Exercise requirements
Transcribe each line exactly.

Working data
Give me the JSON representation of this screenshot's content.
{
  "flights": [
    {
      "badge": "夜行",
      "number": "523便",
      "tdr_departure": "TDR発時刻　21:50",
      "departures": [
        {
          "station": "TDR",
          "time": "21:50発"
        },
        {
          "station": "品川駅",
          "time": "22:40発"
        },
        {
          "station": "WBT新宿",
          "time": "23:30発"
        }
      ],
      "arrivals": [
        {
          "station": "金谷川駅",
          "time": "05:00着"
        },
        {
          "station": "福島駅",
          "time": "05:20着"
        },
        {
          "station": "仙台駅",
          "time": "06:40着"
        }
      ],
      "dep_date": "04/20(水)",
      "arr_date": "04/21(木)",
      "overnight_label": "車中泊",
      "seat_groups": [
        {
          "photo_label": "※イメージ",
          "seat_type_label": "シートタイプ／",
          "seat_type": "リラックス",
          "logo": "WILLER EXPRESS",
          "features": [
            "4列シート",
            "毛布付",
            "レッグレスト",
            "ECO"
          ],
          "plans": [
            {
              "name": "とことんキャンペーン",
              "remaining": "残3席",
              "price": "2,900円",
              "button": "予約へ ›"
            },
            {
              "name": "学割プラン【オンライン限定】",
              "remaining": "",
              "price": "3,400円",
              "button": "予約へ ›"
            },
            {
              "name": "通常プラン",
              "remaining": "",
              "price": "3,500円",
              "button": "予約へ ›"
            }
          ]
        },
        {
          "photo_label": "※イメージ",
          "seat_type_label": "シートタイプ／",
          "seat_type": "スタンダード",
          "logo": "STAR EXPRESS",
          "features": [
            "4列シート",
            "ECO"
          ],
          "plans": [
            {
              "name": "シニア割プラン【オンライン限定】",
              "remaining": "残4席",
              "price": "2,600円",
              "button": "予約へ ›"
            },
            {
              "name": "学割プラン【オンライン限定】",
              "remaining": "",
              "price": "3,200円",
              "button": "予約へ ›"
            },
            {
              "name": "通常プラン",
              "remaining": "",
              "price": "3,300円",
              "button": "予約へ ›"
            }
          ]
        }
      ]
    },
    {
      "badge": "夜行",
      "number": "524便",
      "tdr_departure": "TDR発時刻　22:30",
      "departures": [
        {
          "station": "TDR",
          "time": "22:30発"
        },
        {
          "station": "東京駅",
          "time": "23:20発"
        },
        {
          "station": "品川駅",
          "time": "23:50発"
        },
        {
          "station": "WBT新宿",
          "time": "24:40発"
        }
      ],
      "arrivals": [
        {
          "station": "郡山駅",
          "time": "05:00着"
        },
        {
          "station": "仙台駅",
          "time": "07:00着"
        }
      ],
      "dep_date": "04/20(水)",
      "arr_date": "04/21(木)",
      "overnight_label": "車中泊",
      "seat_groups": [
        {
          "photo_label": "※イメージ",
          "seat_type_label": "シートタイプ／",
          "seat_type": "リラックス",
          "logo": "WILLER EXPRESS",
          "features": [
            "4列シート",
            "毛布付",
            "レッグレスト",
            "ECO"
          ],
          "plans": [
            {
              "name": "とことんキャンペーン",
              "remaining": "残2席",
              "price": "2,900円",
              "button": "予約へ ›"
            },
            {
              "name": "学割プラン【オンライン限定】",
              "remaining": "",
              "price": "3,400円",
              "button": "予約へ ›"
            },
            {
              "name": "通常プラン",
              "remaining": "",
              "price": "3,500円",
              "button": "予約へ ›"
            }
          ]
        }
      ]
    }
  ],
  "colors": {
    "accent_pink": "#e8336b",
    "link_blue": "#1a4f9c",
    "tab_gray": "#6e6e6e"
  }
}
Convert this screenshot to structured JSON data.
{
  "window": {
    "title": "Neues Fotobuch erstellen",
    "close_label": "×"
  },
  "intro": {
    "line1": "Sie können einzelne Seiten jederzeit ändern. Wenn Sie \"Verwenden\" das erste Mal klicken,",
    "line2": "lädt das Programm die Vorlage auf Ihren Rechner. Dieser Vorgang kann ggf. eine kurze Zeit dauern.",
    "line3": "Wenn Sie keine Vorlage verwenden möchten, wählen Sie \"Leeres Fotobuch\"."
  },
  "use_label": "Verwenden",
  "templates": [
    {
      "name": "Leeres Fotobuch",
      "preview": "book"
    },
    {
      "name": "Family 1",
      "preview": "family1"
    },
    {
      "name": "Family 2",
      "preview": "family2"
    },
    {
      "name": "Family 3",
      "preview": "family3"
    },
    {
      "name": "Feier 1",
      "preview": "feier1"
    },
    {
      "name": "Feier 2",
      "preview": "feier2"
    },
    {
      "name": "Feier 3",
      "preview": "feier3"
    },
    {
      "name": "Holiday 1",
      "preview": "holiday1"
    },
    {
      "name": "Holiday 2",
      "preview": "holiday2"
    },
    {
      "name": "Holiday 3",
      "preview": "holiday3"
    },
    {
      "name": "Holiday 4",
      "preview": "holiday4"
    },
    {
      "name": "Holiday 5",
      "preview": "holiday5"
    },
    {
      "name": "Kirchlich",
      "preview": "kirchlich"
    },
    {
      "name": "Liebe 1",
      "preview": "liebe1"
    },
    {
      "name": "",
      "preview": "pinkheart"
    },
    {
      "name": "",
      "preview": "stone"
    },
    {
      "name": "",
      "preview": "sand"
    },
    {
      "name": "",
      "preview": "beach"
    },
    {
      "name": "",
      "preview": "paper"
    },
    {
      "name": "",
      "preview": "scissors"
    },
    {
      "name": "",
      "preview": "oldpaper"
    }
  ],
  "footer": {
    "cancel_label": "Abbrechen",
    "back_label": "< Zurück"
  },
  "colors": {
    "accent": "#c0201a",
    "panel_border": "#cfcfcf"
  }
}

Exercise solution
Give me the JSON representation of this screenshot's content.
{
  "flights": [
    {
      "badge": "夜行",
      "number": "523便",
      "tdr_departure": "TDR発時刻　21:50",
      "departures": [
        {
          "station": "TDR",
          "time": "21:50発"
        },
        {
          "station": "品川駅",
          "time": "22:40発"
        },
        {
          "station": "WBT新宿",
          "time": "23:30発"
        }
      ],
      "arrivals": [
        {
          "station": "金谷川駅",
          "time": "05:00着"
        },
        {
          "station": "福島駅",
          "time": "05:20着"
        },
        {
          "station": "仙台駅",
          "time": "06:40着"
        }
      ],
      "dep_date": "04/20(水)",
      "arr_date": "04/21(木)",
      "overnight_label": "車中泊",
      "seat_groups": [
        {
          "photo_label": "※イメージ",
          "seat_type_label": "シートタイプ／",
          "seat_type": "リラックス",
          "logo": "WILLER EXPRESS",
          "features": [
            "4列シート",
            "毛布付",
            "レッグレスト",
            "ECO"
          ],
          "plans": [
            {
              "name": "とことんキャンペーン",
              "remaining": "残3席",
              "price": "2,900円",
              "button": "予約へ ›"
            },
            {
              "name": "学割プラン【オンライン限定】",
              "remaining": "",
              "price": "3,400円",
              "button": "予約へ ›"
            },
            {
              "name": "通常プラン",
              "remaining": "",
              "price": "3,500円",
              "button": "予約へ ›"
            }
          ]
        },
        {
          "photo_label": "※イメージ",
          "seat_type_label": "シートタイプ／",
          "seat_type": "スタンダード",
          "logo": "STAR EXPRESS",
          "features": [
            "4列シート",
            "ECO"
          ],
          "plans": [
            {
              "name": "シニア割プラン【オンライン限定】",
              "remaining": "残4席",
              "price": "2,600円",
              "button": "予約へ ›"
            },
            {
              "name": "学割プラン【オンライン限定】",
              "remaining": "",
              "price": "3,200円",
              "button": "予約へ ›"
            },
            {
              "name": "通常プラン",
              "remaining": "",
              "price": "3,300円",
              "button": "予約へ ›"
            }
          ]
        }
      ]
    },
    {
      "badge": "夜行",
      "number": "524便",
      "tdr_departure": "TDR発時刻　22:30",
      "departures": [
        {
          "station": "TDR",
          "time": "22:30発"
        },
        {
          "station": "東京駅",
          "time": "23:20発"
        },
        {
          "station": "品川駅",
          "time": "23:50発"
        },
        {
          "station": "WBT新宿",
          "time": "24:40発"
        }
      ],
      "arrivals": [
        {
          "station": "郡山駅",
          "time": "05:00着"
        },
        {
          "station": "仙台駅",
          "time": "07:00着"
        }
      ],
      "dep_date": "04/20(水)",
      "arr_date": "04/21(木)",
      "overnight_label": "車中泊",
      "seat_groups": [
        {
          "photo_label": "※イメージ",
          "seat_type_label": "シートタイプ／",
          "seat_type": "リラックス",
          "logo": "WILLER EXPRESS",
          "features": [
            "4列シート",
            "毛布付",
            "レッグレスト",
            "ECO"
          ],
          "plans": [
            {
              "name": "とことんキャンペーン",
              "remaining": "残2席",
              "price": "2,900円",
              "button": "予約へ ›"
            },
            {
              "name": "学割プラン【オンライン限定】",
              "remaining": "",
              "price": "3,400円",
              "button": "予約へ ›"
            },
            {
              "name": "通常プラン",
              "remaining": "",
              "price": "3,500円",
              "button": "予約へ ›"
            }
          ]
        }
      ]
    }
  ],
  "colors": {
    "accent_pink": "#e8336b",
    "link_blue": "#1a4f9c",
    "tab_gray": "#6e6e6e"
  }
}
Convert this screenshot to structured JSON data.
{
  "window": {
    "title": "Neues Fotobuch erstellen",
    "close_label": "×"
  },
  "intro": {
    "line1": "Sie können einzelne Seiten jederzeit ändern. Wenn Sie \"Verwenden\" das erste Mal klicken,",
    "line2": "lädt das Programm die Vorlage auf Ihren Rechner. Dieser Vorgang kann ggf. eine kurze Zeit dauern.",
    "line3": "Wenn Sie keine Vorlage verwenden möchten, wählen Sie \"Leeres Fotobuch\"."
  },
  "use_label": "Verwenden",
  "templates": [
    {
      "name": "Leeres Fotobuch",
      "preview": "book"
    },
    {
      "name": "Family 1",
      "preview": "family1"
    },
    {
      "name": "Family 2",
      "preview": "family2"
    },
    {
      "name": "Family 3",
      "preview": "family3"
    },
    {
      "name": "Feier 1",
      "preview": "feier1"
    },
    {
      "name": "Feier 2",
      "preview": "feier2"
    },
    {
      "name": "Feier 3",
      "preview": "feier3"
    },
    {
      "name": "Holiday 1",
      "preview": "holiday1"
    },
    {
      "name": "Holiday 2",
      "preview": "holiday2"
    },
    {
      "name": "Holiday 3",
      "preview": "holiday3"
    },
    {
      "name": "Holiday 4",
      "preview": "holiday4"
    },
    {
      "name": "Holiday 5",
      "preview": "holiday5"
    },
    {
      "name": "Kirchlich",
      "preview": "kirchlich"
    },
    {
      "name": "Liebe 1",
      "preview": "liebe1"
    },
    {
      "name": "",
      "preview": "pinkheart"
    },
    {
      "name": "",
      "preview": "stone"
    },
    {
      "name": "",
      "preview": "sand"
    },
    {
      "name": "",
      "preview": "beach"
    },
    {
      "name": "",
      "preview": "paper"
    },
    {
      "name": "",
      "preview": "scissors"
    },
    {
      "name": "",
      "preview": "oldpaper"
    }
  ],
  "footer": {
    "cancel_label": "Abbrechen",
    "back_label": "< Zurück"
  },
  "colors": {
    "accent": "#c0201a",
    "panel_border": "#cfcfcf"
  }
}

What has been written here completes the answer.